Consumers’ desire for sustainable clothing is trending up worldwide, and the baby clothing market is no exception. In March 2020, for example, Gerber Childrenswear LLC launched a new “elevated” line of baby basics called Gerber Modern Moments. All of the items are made with organic cotton in an apparent bid to increase their eco-friendly appeal. But it also takes green to go green: A pair of Gerber Modern Moments sage green and black rompers will set you back about $20 – almost twice the price of the non-organic equivalent.

But if you’re willing to be optimistic (in 2022 no less!), there are a slew of new companies with somewhat novel waste-reduction models for child apparel. Many of these ventures focus on resale, repair, and recycling options rather than your standard greenwashing campaigns. 

In April of last year, for example, the popular kid clothing brand Carters partnered with TerraCycle to launch a free, national textile recycling program, called Kidcycle. People can sign up for an account, fill a box with any brand of kid or baby clothing that they can’t donate or give away, download a free shipping label, and drop the package off at any UPS location. The materials are then recycled, often ending up as insulation.

a black bag with the words "borobabi" in all caps on it next to a neatly folded pile of baby clothes tied up in string
Courtesy of Borobabi

The New Jersey-based company Borobabi (pronounced “borrow baby”) claims to be America’s first circular retailer. Customers can rent or buy baby clothes made from natural materials, selecting from new or pre-owned items. For families who choose to buy an outfit, they can return it to the company when they’re done in exchange for store credit. The pre-owned items are either composted or cleaned and put back into circulation, depending on their condition. “On average, we can do four to five turns of the clothes,” said Emily Ryger, the company’s chief of communications. Borobabi was recently certified by the nonprofit B Lab as having met high standards of social and environmental performance, transparency, and accountability.

■ ■ ■ ■ ■ ■ ■

[TASK STATEMENT] Copy the part of the sustainable baby clothing text that opens with the words containing "In April of" and closes with "up as insulation.", substituting "bag" for "box".

[EXTRACTED RECORDS]
■ ■ ■ ■ ■ ■ ■

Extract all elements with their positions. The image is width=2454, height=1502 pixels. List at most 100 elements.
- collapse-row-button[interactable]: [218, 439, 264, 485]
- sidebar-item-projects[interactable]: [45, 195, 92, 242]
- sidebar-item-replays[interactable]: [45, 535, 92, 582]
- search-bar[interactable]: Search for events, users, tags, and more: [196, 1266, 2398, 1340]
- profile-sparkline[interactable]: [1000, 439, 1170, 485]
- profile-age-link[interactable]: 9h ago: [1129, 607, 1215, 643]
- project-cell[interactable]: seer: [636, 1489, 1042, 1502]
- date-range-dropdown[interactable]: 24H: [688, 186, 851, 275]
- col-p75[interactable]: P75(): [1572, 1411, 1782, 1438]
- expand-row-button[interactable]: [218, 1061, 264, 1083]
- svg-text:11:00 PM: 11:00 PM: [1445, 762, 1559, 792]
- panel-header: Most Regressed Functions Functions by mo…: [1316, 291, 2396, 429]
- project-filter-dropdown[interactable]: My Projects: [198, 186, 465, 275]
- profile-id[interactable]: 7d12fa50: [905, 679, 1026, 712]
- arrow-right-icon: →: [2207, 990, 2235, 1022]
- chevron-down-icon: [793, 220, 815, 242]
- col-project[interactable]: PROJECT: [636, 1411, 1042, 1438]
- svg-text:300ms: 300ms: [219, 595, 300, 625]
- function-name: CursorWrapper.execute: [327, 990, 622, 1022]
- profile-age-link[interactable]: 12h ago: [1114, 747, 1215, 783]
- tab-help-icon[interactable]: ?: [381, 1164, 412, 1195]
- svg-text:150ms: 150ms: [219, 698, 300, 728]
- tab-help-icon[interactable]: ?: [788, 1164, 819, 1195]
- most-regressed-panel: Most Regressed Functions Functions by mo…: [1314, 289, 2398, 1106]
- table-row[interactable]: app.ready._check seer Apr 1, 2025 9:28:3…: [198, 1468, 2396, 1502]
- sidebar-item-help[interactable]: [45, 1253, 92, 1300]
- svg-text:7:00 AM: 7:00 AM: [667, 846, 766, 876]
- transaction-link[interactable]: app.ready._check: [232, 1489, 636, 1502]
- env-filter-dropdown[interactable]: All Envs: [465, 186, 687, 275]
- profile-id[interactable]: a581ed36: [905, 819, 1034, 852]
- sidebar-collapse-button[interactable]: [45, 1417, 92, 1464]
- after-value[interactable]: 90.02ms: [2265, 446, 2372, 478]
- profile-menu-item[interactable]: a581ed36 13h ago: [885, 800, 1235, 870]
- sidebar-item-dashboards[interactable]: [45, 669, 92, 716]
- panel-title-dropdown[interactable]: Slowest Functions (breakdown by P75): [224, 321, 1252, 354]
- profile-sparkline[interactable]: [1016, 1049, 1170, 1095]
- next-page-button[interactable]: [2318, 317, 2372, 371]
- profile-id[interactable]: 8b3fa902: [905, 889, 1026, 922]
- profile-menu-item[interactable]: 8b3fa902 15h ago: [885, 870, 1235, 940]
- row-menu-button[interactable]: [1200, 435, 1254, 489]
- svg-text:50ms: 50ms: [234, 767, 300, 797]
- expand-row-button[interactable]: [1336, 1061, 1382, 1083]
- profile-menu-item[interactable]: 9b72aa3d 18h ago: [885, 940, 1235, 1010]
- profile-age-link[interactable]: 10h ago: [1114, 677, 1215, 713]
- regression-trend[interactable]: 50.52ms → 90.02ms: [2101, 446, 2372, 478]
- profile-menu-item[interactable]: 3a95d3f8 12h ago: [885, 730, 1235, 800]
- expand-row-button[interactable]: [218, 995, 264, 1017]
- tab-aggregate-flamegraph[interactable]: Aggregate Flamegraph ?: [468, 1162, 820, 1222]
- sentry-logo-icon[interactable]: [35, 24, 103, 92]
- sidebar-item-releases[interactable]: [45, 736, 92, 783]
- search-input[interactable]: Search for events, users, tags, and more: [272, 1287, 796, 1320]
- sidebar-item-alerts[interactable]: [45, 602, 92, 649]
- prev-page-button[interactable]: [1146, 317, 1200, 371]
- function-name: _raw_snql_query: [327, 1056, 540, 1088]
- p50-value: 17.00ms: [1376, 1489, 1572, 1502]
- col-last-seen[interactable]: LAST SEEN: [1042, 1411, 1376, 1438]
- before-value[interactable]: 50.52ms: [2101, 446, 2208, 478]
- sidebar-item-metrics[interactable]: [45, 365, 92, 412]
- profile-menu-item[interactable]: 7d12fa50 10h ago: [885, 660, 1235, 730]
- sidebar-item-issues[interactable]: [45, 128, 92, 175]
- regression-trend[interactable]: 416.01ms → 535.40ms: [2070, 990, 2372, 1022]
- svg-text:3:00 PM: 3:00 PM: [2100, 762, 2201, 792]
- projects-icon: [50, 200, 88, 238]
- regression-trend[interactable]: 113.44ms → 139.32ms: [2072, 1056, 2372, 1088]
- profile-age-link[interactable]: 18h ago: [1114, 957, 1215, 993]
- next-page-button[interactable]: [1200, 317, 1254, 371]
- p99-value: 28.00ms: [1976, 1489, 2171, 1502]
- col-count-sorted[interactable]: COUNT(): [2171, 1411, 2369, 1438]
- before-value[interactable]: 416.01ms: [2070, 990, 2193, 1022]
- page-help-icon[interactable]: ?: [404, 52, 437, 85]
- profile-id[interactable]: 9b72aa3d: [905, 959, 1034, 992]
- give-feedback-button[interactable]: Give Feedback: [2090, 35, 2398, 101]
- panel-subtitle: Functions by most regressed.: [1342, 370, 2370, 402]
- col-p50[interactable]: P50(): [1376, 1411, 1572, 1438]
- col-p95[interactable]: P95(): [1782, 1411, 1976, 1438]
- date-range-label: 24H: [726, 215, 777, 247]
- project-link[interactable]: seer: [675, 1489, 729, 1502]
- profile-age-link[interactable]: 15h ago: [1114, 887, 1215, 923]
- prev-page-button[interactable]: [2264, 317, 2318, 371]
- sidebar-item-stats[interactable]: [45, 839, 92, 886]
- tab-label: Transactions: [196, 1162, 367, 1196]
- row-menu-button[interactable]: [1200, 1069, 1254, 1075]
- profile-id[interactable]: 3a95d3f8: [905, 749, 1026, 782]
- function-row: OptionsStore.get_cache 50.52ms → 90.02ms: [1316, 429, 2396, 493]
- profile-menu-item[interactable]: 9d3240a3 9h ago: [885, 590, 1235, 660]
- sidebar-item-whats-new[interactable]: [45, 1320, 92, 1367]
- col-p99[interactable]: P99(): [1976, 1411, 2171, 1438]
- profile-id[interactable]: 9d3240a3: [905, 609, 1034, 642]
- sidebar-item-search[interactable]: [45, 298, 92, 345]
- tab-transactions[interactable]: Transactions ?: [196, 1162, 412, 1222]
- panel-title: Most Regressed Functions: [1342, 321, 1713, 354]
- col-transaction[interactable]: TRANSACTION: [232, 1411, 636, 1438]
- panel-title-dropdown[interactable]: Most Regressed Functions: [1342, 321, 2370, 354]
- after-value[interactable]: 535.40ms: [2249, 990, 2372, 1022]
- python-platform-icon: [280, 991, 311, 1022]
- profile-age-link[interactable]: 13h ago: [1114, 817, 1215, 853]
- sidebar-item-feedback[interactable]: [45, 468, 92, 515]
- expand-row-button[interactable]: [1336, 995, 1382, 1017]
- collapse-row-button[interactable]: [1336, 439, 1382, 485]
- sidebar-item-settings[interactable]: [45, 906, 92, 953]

■ ■ ■ ■ ■ ■ ■

[TASK SOLUTION]
In April of last year, for example, the popular kid clothing brand Carters partnered with TerraCycle to launch a free, national textile recycling program, called Kidcycle. People can sign up for an account, fill a bag with any brand of kid or baby clothing that they can’t donate or give away, download a free shipping label, and drop the package off at any UPS location. The materials are then recycled, often ending up as insulation.